• _WHAT THIS TASK INVOLVES_: Repeat the whole listing exactly.

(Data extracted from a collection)
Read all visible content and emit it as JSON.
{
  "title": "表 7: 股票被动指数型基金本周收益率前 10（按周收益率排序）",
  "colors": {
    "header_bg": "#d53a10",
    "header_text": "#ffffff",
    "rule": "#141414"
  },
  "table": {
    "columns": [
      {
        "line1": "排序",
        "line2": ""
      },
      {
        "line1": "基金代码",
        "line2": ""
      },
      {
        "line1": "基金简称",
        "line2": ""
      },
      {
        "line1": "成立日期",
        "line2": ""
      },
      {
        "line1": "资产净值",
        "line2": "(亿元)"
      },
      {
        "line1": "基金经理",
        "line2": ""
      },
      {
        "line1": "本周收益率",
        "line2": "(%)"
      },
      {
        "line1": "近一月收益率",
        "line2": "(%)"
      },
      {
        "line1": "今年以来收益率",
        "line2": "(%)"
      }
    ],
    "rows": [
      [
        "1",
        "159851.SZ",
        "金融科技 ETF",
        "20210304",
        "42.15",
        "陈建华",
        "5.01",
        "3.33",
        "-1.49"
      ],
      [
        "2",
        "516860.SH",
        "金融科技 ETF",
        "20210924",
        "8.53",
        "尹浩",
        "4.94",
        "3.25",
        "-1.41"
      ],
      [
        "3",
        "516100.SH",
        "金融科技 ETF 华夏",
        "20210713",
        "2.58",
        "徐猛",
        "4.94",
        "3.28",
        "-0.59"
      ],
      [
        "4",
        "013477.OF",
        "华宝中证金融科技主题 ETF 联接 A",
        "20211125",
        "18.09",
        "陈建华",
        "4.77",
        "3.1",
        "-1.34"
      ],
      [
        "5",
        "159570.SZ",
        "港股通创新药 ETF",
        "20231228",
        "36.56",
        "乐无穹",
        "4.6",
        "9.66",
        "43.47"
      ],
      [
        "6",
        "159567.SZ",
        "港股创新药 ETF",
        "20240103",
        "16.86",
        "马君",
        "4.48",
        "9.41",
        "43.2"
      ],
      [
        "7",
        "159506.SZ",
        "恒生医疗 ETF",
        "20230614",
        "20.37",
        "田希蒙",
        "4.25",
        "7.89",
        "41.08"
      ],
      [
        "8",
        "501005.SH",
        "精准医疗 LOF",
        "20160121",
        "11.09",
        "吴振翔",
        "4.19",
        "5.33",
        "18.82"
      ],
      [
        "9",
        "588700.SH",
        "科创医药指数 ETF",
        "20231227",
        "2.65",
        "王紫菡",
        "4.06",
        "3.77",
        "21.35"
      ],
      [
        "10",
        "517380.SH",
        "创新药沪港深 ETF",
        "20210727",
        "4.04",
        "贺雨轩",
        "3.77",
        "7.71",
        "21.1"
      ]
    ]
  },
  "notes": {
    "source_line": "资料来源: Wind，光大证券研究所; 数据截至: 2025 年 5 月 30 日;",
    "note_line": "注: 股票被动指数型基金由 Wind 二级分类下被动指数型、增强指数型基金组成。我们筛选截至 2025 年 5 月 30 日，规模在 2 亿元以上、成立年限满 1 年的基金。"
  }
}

• _TASK RESULT_:
Read all visible content and emit it as JSON.
{
  "title": "表 7: 股票被动指数型基金本周收益率前 10（按周收益率排序）",
  "colors": {
    "header_bg": "#d53a10",
    "header_text": "#ffffff",
    "rule": "#141414"
  },
  "table": {
    "columns": [
      {
        "line1": "排序",
        "line2": ""
      },
      {
        "line1": "基金代码",
        "line2": ""
      },
      {
        "line1": "基金简称",
        "line2": ""
      },
      {
        "line1": "成立日期",
        "line2": ""
      },
      {
        "line1": "资产净值",
        "line2": "(亿元)"
      },
      {
        "line1": "基金经理",
        "line2": ""
      },
      {
        "line1": "本周收益率",
        "line2": "(%)"
      },
      {
        "line1": "近一月收益率",
        "line2": "(%)"
      },
      {
        "line1": "今年以来收益率",
        "line2": "(%)"
      }
    ],
    "rows": [
      [
        "1",
        "159851.SZ",
        "金融科技 ETF",
        "20210304",
        "42.15",
        "陈建华",
        "5.01",
        "3.33",
        "-1.49"
      ],
      [
        "2",
        "516860.SH",
        "金融科技 ETF",
        "20210924",
        "8.53",
        "尹浩",
        "4.94",
        "3.25",
        "-1.41"
      ],
      [
        "3",
        "516100.SH",
        "金融科技 ETF 华夏",
        "20210713",
        "2.58",
        "徐猛",
        "4.94",
        "3.28",
        "-0.59"
      ],
      [
        "4",
        "013477.OF",
        "华宝中证金融科技主题 ETF 联接 A",
        "20211125",
        "18.09",
        "陈建华",
        "4.77",
        "3.1",
        "-1.34"
      ],
      [
        "5",
        "159570.SZ",
        "港股通创新药 ETF",
        "20231228",
        "36.56",
        "乐无穹",
        "4.6",
        "9.66",
        "43.47"
      ],
      [
        "6",
        "159567.SZ",
        "港股创新药 ETF",
        "20240103",
        "16.86",
        "马君",
        "4.48",
        "9.41",
        "43.2"
      ],
      [
        "7",
        "159506.SZ",
        "恒生医疗 ETF",
        "20230614",
        "20.37",
        "田希蒙",
        "4.25",
        "7.89",
        "41.08"
      ],
      [
        "8",
        "501005.SH",
        "精准医疗 LOF",
        "20160121",
        "11.09",
        "吴振翔",
        "4.19",
        "5.33",
        "18.82"
      ],
      [
        "9",
        "588700.SH",
        "科创医药指数 ETF",
        "20231227",
        "2.65",
        "王紫菡",
        "4.06",
        "3.77",
        "21.35"
      ],
      [
        "10",
        "517380.SH",
        "创新药沪港深 ETF",
        "20210727",
        "4.04",
        "贺雨轩",
        "3.77",
        "7.71",
        "21.1"
      ]
    ]
  },
  "notes": {
    "source_line": "资料来源: Wind，光大证券研究所; 数据截至: 2025 年 5 月 30 日;",
    "note_line": "注: 股票被动指数型基金由 Wind 二级分类下被动指数型、增强指数型基金组成。我们筛选截至 2025 年 5 月 30 日，规模在 2 亿元以上、成立年限满 1 年的基金。"
  }
}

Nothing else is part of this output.